WRITTEN INSTRUCTION: Quote all lines below exactly. Images stay out.

DATASET:

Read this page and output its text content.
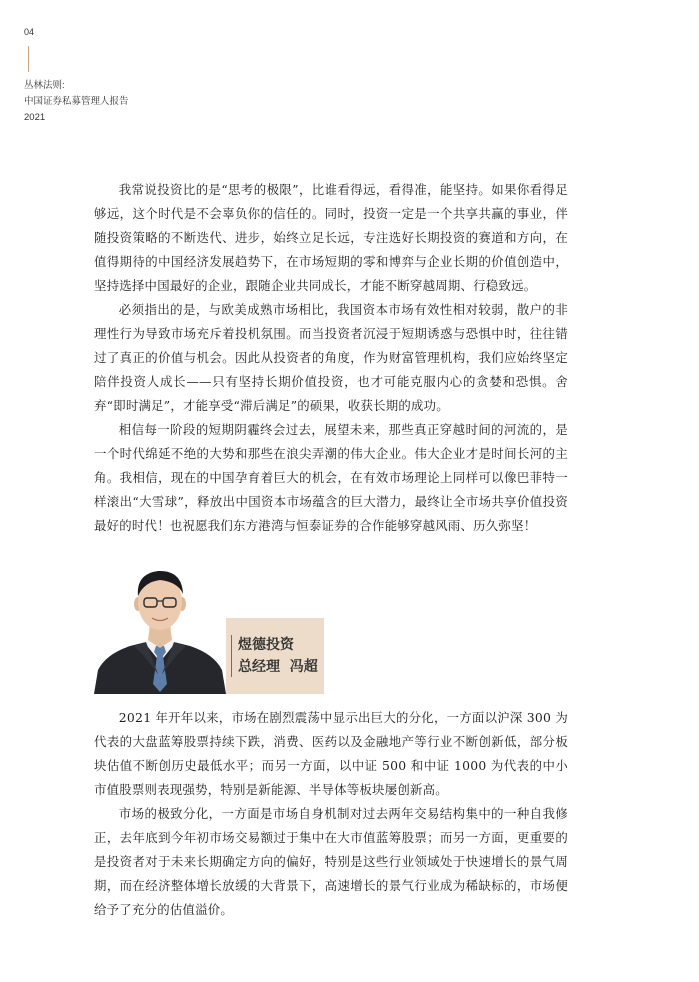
04
丛林法则:
中国证券私募管理人报告
2021

我常说投资比的是“思考的极限”，比谁看得远，看得准，能坚持。如果你看得足够远，这个时代是不会辜负你的信任的。同时，投资一定是一个共享共赢的事业，伴随投资策略的不断迭代、进步，始终立足长远，专注选好长期投资的赛道和方向，在值得期待的中国经济发展趋势下，在市场短期的零和博弈与企业长期的价值创造中，坚持选择中国最好的企业，跟随企业共同成长，才能不断穿越周期、行稳致远。

必须指出的是，与欧美成熟市场相比，我国资本市场有效性相对较弱，散户的非理性行为导致市场充斥着投机氛围。而当投资者沉浸于短期诱惑与恐惧中时，往往错过了真正的价值与机会。因此从投资者的角度，作为财富管理机构，我们应始终坚定陪伴投资人成长——只有坚持长期价值投资，也才可能克服内心的贪婪和恐惧。舍弃“即时满足”，才能享受“滞后满足”的硕果，收获长期的成功。

相信每一阶段的短期阴霾终会过去，展望未来，那些真正穿越时间的河流的，是一个时代绵延不绝的大势和那些在浪尖弄潮的伟大企业。伟大企业才是时间长河的主角。我相信，现在的中国孕育着巨大的机会，在有效市场理论上同样可以像巴菲特一样滚出“大雪球”，释放出中国资本市场蕴含的巨大潜力，最终让全市场共享价值投资最好的时代！也祝愿我们东方港湾与恒泰证券的合作能够穿越风雨、历久弥坚！

煜德投资
总经理  冯超

2021 年开年以来，市场在剧烈震荡中显示出巨大的分化，一方面以沪深 300 为代表的大盘蓝筹股票持续下跌，消费、医药以及金融地产等行业不断创新低，部分板块估值不断创历史最低水平；而另一方面，以中证 500 和中证 1000 为代表的中小市值股票则表现强势，特别是新能源、半导体等板块屡创新高。

市场的极致分化，一方面是市场自身机制对过去两年交易结构集中的一种自我修正，去年底到今年初市场交易额过于集中在大市值蓝筹股票；而另一方面，更重要的是投资者对于未来长期确定方向的偏好，特别是这些行业领域处于快速增长的景气周期，而在经济整体增长放缓的大背景下，高速增长的景气行业成为稀缺标的，市场便给予了充分的估值溢价。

RIGHT ANSWER:
Read this page and output its text content.
04
丛林法则:
中国证券私募管理人报告
2021

我常说投资比的是“思考的极限”，比谁看得远，看得准，能坚持。如果你看得足够远，这个时代是不会辜负你的信任的。同时，投资一定是一个共享共赢的事业，伴随投资策略的不断迭代、进步，始终立足长远，专注选好长期投资的赛道和方向，在值得期待的中国经济发展趋势下，在市场短期的零和博弈与企业长期的价值创造中，坚持选择中国最好的企业，跟随企业共同成长，才能不断穿越周期、行稳致远。

必须指出的是，与欧美成熟市场相比，我国资本市场有效性相对较弱，散户的非理性行为导致市场充斥着投机氛围。而当投资者沉浸于短期诱惑与恐惧中时，往往错过了真正的价值与机会。因此从投资者的角度，作为财富管理机构，我们应始终坚定陪伴投资人成长——只有坚持长期价值投资，也才可能克服内心的贪婪和恐惧。舍弃“即时满足”，才能享受“滞后满足”的硕果，收获长期的成功。

相信每一阶段的短期阴霾终会过去，展望未来，那些真正穿越时间的河流的，是一个时代绵延不绝的大势和那些在浪尖弄潮的伟大企业。伟大企业才是时间长河的主角。我相信，现在的中国孕育着巨大的机会，在有效市场理论上同样可以像巴菲特一样滚出“大雪球”，释放出中国资本市场蕴含的巨大潜力，最终让全市场共享价值投资最好的时代！也祝愿我们东方港湾与恒泰证券的合作能够穿越风雨、历久弥坚！

煜德投资
总经理  冯超

2021 年开年以来，市场在剧烈震荡中显示出巨大的分化，一方面以沪深 300 为代表的大盘蓝筹股票持续下跌，消费、医药以及金融地产等行业不断创新低，部分板块估值不断创历史最低水平；而另一方面，以中证 500 和中证 1000 为代表的中小市值股票则表现强势，特别是新能源、半导体等板块屡创新高。

市场的极致分化，一方面是市场自身机制对过去两年交易结构集中的一种自我修正，去年底到今年初市场交易额过于集中在大市值蓝筹股票；而另一方面，更重要的是投资者对于未来长期确定方向的偏好，特别是这些行业领域处于快速增长的景气周期，而在经济整体增长放缓的大背景下，高速增长的景气行业成为稀缺标的，市场便给予了充分的估值溢价。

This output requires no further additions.